◆ Problem statement: Print exactly, and only, the lines running from the line containing "Parse this screenshot: output" through the end of the records below.

____

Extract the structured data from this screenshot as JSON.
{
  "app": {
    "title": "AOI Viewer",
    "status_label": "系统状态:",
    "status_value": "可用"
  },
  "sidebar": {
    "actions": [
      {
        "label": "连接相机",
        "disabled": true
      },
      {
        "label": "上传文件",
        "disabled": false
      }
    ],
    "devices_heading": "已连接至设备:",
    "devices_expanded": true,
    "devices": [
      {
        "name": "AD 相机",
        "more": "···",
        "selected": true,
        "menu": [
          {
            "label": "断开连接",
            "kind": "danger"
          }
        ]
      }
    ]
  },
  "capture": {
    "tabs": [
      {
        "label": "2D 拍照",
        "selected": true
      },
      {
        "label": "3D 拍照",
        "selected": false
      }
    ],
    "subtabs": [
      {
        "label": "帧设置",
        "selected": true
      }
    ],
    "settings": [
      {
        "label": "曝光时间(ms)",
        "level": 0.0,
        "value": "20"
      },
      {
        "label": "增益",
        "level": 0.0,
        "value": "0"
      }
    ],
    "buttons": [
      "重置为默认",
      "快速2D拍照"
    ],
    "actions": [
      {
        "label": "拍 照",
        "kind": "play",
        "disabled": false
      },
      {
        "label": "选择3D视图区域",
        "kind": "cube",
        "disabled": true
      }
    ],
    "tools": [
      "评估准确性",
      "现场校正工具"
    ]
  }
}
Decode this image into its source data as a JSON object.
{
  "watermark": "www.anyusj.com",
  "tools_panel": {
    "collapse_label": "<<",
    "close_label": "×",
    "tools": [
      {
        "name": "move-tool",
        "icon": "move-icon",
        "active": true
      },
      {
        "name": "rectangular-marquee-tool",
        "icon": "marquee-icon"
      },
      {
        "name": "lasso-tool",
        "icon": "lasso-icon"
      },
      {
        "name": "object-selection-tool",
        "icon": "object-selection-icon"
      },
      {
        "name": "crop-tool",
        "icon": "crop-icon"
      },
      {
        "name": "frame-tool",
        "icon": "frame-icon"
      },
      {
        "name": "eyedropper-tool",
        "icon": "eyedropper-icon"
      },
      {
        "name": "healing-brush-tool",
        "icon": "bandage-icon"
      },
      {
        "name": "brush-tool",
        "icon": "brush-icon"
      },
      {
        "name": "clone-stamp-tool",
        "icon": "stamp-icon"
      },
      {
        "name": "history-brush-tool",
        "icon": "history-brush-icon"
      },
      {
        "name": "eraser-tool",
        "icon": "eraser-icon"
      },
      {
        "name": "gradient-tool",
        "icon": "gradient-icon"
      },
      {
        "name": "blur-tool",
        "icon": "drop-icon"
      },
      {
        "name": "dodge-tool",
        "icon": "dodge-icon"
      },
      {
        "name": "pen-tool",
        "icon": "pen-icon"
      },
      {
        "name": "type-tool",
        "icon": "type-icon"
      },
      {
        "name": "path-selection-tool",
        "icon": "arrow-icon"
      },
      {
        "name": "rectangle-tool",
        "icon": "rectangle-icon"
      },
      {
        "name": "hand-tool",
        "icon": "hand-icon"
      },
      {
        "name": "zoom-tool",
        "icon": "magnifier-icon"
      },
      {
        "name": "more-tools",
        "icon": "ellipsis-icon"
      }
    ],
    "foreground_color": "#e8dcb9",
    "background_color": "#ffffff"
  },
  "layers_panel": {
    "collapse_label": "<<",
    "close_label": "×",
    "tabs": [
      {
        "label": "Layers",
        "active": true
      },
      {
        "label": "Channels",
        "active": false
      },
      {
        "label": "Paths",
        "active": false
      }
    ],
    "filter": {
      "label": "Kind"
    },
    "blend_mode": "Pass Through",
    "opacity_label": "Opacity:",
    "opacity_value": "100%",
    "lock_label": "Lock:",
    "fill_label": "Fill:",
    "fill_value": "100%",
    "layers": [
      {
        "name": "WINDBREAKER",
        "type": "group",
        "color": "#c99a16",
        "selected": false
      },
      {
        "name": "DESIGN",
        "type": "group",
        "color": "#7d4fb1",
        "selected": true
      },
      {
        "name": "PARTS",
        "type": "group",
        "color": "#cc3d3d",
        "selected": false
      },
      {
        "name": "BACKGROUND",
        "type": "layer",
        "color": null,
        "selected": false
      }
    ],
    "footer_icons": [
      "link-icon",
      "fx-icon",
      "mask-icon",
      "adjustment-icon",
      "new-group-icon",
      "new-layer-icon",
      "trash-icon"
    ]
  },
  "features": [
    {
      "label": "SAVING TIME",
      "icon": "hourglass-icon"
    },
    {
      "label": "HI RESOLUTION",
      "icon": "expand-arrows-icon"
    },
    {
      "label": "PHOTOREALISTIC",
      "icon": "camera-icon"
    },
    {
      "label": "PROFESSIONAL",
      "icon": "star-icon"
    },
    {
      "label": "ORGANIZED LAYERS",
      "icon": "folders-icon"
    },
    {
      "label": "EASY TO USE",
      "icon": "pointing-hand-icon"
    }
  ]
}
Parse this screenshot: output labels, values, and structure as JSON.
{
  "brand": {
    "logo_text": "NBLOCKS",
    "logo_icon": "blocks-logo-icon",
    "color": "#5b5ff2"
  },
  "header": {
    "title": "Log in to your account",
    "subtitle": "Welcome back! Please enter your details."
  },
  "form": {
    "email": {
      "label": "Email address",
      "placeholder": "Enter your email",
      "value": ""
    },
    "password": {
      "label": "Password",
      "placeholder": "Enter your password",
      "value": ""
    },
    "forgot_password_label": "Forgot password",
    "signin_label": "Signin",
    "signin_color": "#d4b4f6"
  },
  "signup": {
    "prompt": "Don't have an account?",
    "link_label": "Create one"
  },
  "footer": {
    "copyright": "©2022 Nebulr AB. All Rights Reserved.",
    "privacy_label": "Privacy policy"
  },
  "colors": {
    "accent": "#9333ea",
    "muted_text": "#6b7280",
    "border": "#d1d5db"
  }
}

____

◆ Expected output:
Parse this screenshot: output labels, values, and structure as JSON.
{
  "brand": {
    "logo_text": "NBLOCKS",
    "logo_icon": "blocks-logo-icon",
    "color": "#5b5ff2"
  },
  "header": {
    "title": "Log in to your account",
    "subtitle": "Welcome back! Please enter your details."
  },
  "form": {
    "email": {
      "label": "Email address",
      "placeholder": "Enter your email",
      "value": ""
    },
    "password": {
      "label": "Password",
      "placeholder": "Enter your password",
      "value": ""
    },
    "forgot_password_label": "Forgot password",
    "signin_label": "Signin",
    "signin_color": "#d4b4f6"
  },
  "signup": {
    "prompt": "Don't have an account?",
    "link_label": "Create one"
  },
  "footer": {
    "copyright": "©2022 Nebulr AB. All Rights Reserved.",
    "privacy_label": "Privacy policy"
  },
  "colors": {
    "accent": "#9333ea",
    "muted_text": "#6b7280",
    "border": "#d1d5db"
  }
}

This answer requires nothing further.